_TASK REQUIREMENTS_
Where a line contains the word "true", copy that line.
*** DATA FOR THE TASK ***
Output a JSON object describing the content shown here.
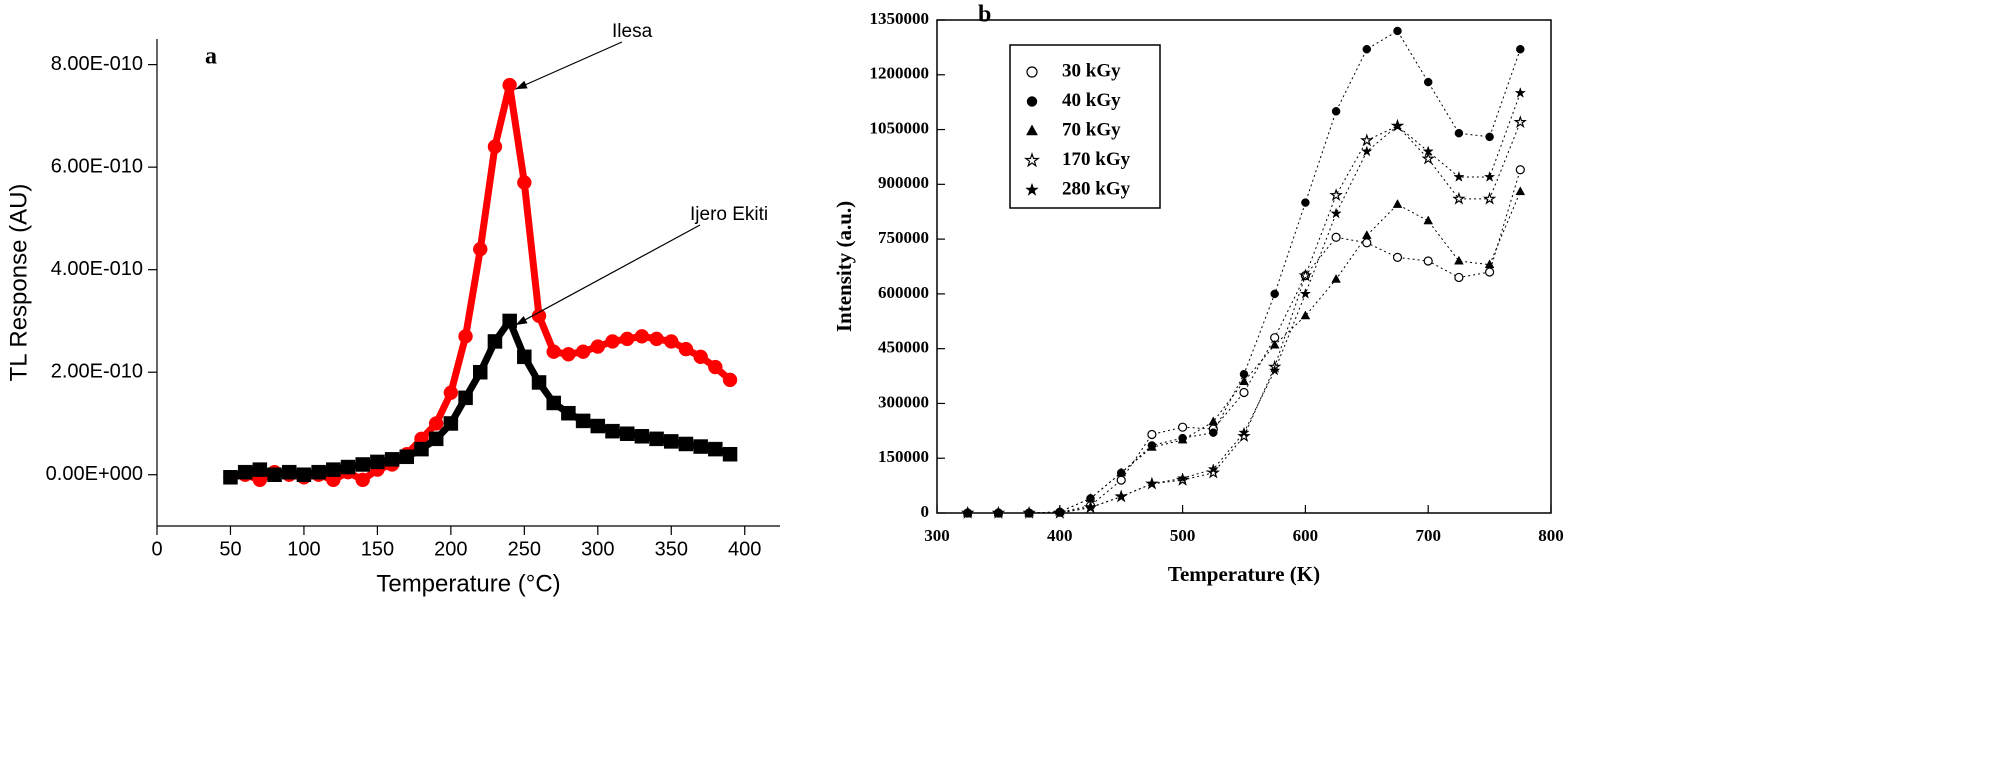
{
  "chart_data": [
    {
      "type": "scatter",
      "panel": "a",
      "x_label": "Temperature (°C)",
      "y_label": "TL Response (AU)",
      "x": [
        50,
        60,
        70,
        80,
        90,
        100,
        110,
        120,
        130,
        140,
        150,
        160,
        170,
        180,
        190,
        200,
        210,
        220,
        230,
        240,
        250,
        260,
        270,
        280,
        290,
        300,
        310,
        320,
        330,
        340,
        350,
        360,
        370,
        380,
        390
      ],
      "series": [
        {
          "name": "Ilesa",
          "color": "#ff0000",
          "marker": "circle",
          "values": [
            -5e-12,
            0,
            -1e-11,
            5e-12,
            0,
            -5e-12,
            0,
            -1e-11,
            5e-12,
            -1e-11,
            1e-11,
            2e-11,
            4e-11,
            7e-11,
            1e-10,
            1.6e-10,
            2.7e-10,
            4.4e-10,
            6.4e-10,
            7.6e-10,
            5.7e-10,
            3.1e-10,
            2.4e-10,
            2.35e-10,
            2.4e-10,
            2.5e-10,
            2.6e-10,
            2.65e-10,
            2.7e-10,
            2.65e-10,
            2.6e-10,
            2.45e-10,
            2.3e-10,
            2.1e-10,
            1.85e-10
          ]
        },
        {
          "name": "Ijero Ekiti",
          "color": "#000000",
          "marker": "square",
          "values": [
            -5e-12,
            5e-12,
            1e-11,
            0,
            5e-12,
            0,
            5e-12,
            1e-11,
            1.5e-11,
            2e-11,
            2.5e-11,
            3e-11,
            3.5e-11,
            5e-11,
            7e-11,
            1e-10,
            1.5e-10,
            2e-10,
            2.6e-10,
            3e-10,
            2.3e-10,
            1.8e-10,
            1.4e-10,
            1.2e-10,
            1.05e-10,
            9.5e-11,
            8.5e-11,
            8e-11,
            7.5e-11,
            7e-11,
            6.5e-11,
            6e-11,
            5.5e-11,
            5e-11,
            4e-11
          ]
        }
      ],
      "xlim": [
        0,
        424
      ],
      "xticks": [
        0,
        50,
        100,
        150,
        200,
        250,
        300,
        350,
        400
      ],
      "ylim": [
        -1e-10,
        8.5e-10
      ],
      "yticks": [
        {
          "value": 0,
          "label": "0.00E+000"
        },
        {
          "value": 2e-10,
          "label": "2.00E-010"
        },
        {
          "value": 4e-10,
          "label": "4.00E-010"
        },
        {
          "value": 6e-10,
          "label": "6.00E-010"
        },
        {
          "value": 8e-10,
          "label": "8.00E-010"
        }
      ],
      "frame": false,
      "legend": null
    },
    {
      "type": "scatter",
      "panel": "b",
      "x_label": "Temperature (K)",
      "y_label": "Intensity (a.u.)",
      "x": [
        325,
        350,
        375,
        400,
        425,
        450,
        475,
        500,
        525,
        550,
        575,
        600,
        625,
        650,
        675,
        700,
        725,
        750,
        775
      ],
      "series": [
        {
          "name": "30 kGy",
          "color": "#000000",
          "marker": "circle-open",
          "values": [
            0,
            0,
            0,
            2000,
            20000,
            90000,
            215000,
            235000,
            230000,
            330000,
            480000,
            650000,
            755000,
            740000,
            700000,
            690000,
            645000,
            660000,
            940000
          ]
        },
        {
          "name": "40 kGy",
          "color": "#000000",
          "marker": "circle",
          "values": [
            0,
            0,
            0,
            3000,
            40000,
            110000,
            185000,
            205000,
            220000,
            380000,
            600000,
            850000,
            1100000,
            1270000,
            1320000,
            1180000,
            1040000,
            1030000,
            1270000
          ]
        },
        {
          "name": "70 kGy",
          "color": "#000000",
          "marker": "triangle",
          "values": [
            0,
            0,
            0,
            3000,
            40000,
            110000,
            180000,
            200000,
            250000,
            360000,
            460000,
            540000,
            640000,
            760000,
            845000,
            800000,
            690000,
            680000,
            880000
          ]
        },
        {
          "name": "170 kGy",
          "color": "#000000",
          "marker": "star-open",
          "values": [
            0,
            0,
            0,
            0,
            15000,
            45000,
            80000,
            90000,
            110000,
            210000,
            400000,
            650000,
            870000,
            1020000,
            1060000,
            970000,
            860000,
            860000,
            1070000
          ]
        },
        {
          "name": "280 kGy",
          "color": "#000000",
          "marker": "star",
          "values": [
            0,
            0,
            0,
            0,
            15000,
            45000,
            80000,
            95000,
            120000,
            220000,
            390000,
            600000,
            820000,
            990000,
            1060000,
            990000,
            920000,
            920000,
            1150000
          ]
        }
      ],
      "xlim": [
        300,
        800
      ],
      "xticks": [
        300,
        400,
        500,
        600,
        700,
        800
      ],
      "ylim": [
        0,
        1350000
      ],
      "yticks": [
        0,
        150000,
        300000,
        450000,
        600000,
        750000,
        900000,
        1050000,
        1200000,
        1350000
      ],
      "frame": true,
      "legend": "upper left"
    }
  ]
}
***
*** DATA FOR THE TASK ***
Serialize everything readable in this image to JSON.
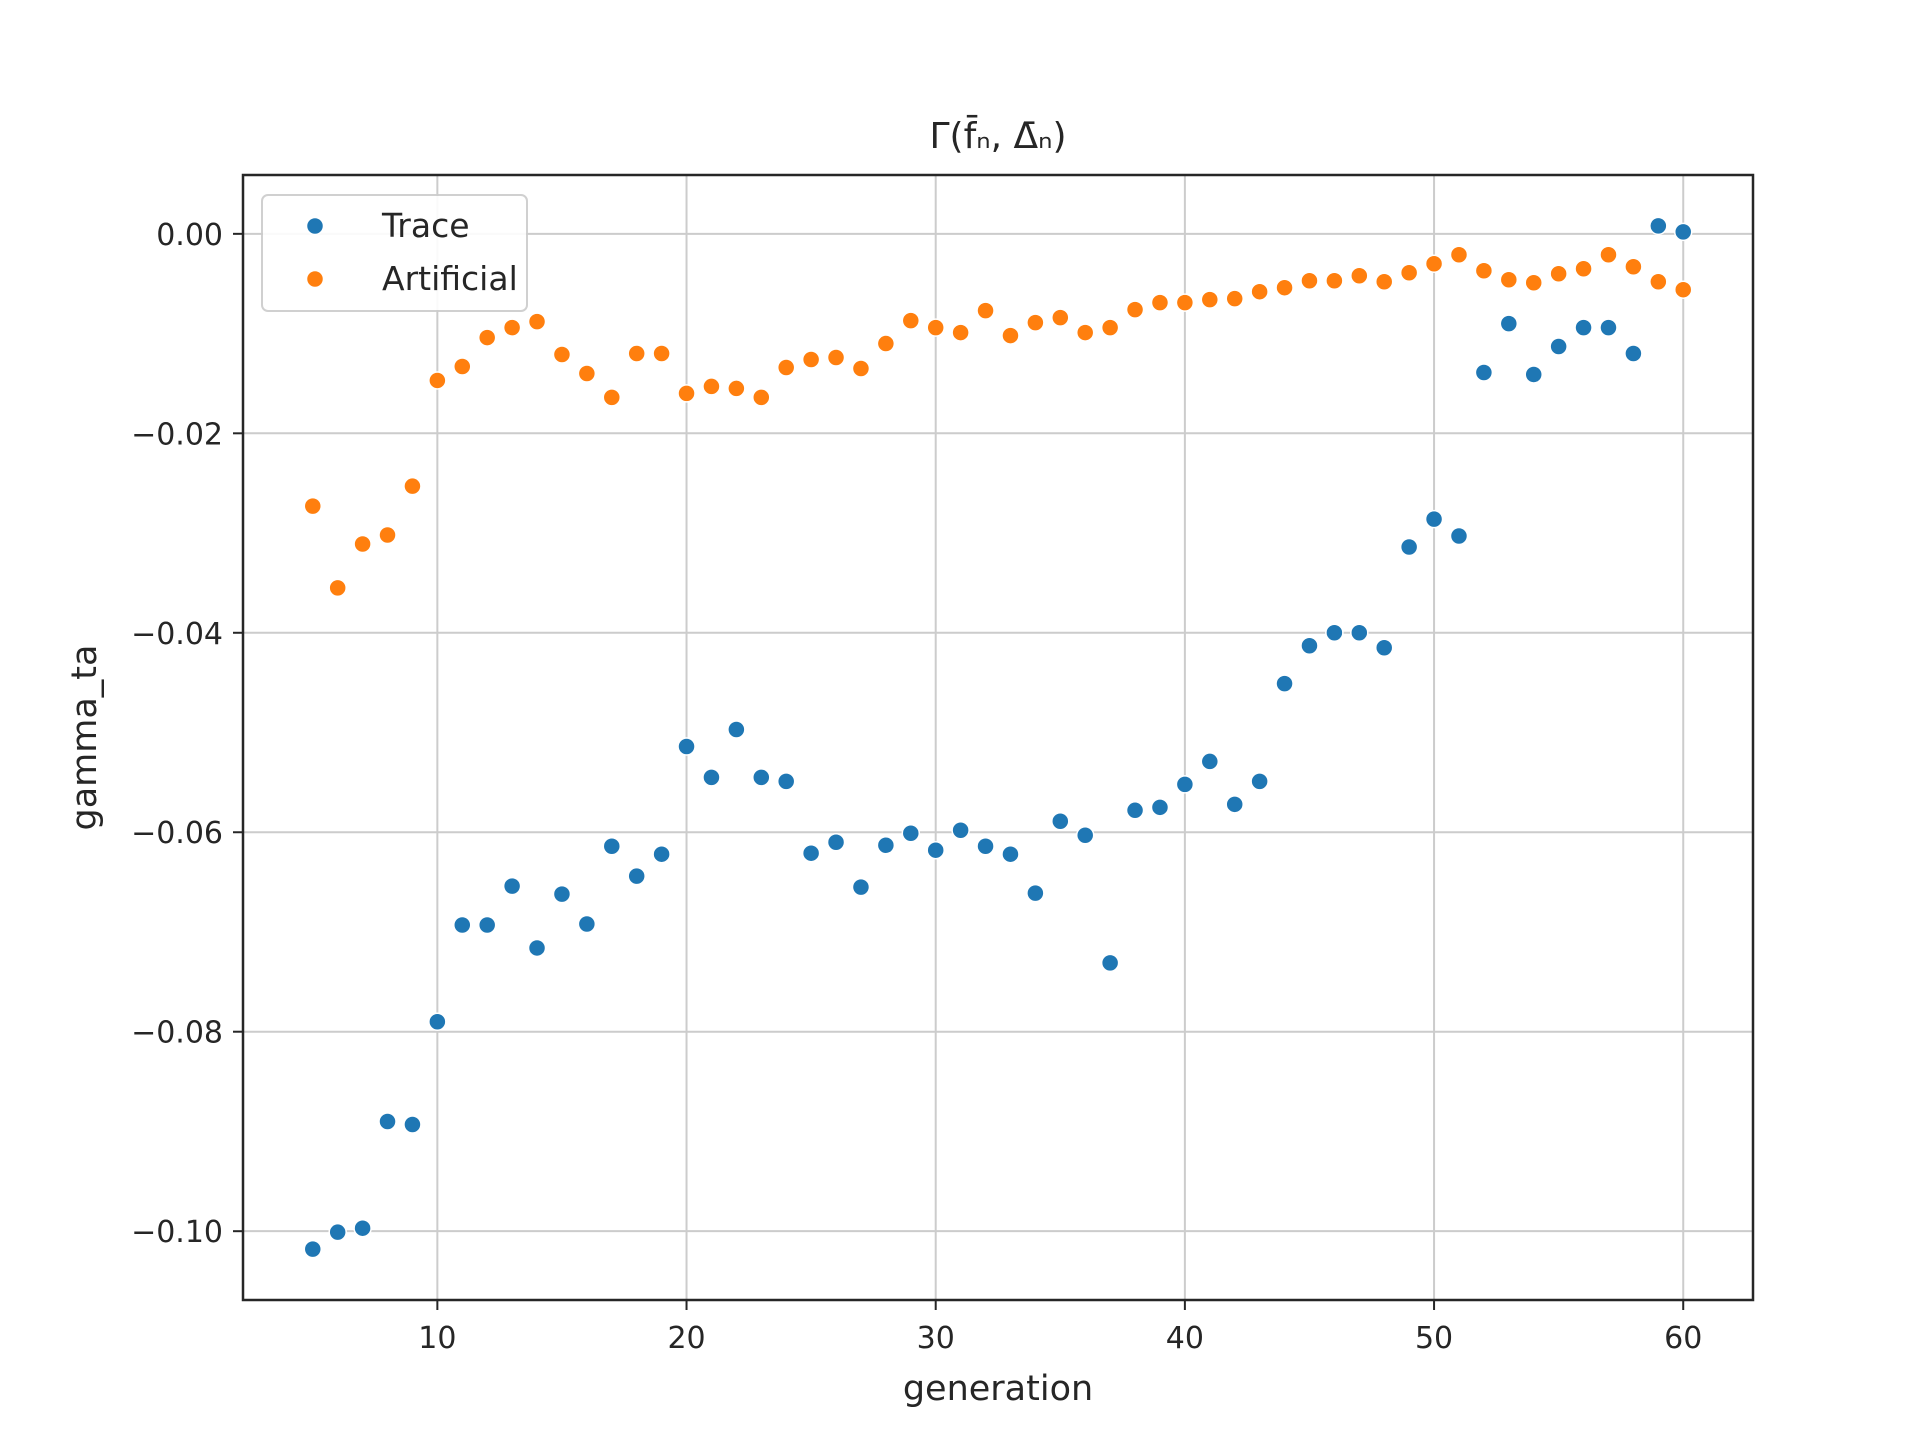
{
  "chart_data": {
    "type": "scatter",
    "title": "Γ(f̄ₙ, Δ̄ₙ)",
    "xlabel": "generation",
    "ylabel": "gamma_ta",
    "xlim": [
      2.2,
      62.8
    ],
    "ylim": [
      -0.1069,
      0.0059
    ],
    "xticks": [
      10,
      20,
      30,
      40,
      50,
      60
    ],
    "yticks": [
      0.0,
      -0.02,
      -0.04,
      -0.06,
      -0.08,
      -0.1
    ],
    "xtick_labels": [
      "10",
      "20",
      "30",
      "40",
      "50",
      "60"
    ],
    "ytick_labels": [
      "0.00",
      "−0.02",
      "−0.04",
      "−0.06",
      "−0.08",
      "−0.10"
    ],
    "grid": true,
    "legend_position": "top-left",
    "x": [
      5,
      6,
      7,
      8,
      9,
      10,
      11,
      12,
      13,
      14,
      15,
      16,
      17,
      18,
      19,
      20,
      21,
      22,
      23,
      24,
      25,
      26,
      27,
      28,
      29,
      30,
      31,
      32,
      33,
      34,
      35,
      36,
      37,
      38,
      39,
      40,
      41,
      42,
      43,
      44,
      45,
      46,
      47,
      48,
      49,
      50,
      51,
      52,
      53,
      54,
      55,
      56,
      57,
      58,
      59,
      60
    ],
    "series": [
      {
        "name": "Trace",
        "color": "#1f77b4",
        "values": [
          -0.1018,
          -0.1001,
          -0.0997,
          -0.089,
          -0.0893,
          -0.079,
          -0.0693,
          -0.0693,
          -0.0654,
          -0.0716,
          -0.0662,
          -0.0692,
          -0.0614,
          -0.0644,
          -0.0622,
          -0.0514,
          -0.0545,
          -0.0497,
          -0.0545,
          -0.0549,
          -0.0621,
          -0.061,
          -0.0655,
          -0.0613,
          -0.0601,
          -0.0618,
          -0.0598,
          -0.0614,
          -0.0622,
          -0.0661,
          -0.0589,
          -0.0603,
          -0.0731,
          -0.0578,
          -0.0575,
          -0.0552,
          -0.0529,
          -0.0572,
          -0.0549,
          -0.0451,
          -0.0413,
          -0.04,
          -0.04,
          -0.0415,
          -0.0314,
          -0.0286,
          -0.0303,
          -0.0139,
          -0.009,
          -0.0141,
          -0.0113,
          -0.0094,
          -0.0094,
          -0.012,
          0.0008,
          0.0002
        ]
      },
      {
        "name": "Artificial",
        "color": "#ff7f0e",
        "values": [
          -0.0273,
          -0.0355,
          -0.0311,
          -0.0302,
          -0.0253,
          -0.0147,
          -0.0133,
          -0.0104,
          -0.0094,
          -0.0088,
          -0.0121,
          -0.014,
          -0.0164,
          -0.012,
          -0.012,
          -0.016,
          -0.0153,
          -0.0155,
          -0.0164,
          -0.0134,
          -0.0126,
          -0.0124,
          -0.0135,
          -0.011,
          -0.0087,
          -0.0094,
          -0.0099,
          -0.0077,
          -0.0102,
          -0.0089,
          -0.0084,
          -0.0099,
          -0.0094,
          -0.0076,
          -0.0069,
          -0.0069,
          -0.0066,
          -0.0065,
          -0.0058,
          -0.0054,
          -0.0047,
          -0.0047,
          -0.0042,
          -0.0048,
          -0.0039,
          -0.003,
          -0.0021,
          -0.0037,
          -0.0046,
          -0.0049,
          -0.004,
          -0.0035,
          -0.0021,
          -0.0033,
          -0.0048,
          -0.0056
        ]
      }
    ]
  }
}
***
*** DATA FOR THE TASK ***
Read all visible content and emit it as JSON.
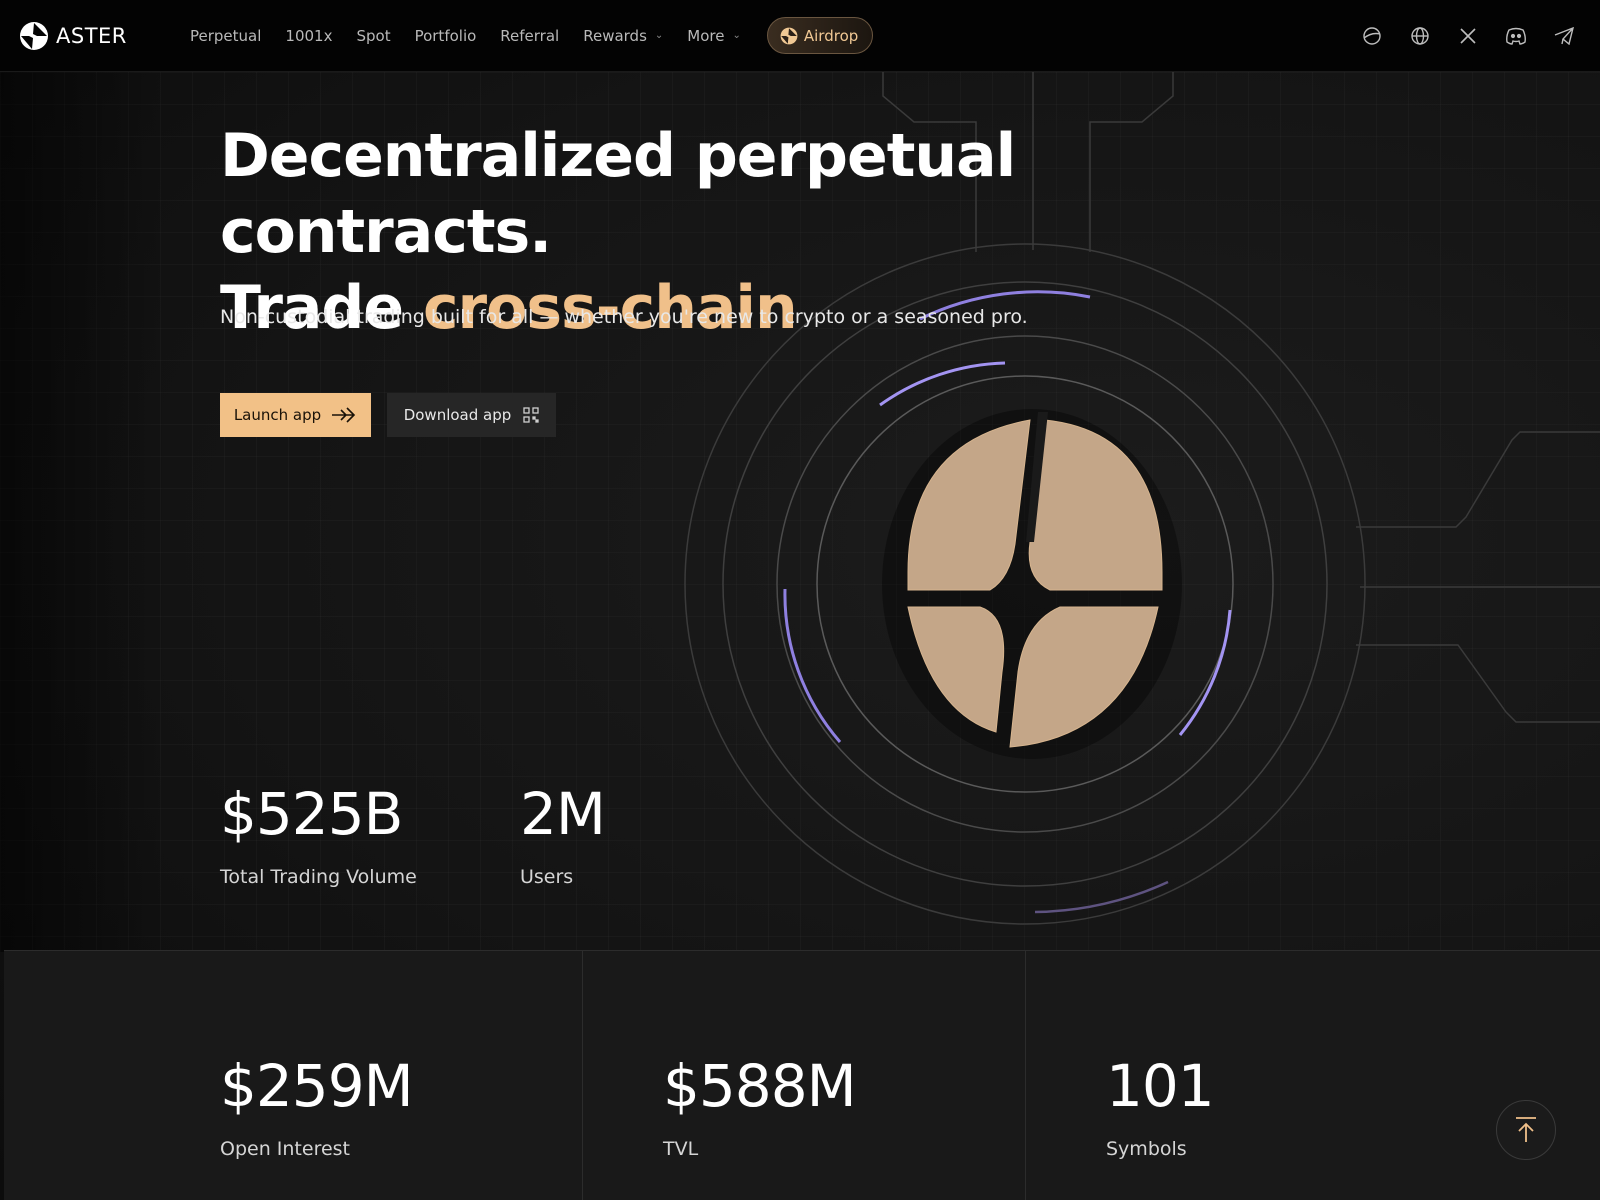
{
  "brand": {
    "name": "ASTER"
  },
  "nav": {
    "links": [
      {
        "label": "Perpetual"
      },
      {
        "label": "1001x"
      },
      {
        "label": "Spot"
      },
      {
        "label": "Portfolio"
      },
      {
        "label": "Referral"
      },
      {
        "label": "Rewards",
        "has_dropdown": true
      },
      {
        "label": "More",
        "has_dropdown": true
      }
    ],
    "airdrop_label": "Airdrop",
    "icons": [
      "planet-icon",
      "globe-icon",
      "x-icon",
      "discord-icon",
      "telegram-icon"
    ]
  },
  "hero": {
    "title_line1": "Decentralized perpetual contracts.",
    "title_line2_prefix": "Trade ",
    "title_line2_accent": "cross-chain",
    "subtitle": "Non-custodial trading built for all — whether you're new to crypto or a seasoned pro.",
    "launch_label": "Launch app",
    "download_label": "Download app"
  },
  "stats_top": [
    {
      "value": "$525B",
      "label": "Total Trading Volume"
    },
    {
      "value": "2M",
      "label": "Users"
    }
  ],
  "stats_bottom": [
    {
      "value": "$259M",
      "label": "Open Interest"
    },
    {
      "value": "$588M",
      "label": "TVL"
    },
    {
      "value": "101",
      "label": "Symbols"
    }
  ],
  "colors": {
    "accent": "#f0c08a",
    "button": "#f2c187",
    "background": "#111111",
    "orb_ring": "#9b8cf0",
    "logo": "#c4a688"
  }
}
***
_REPLY_
      "frame": true,
    "grid": true,
        "has_dropdown": true
        "has_dropdown": true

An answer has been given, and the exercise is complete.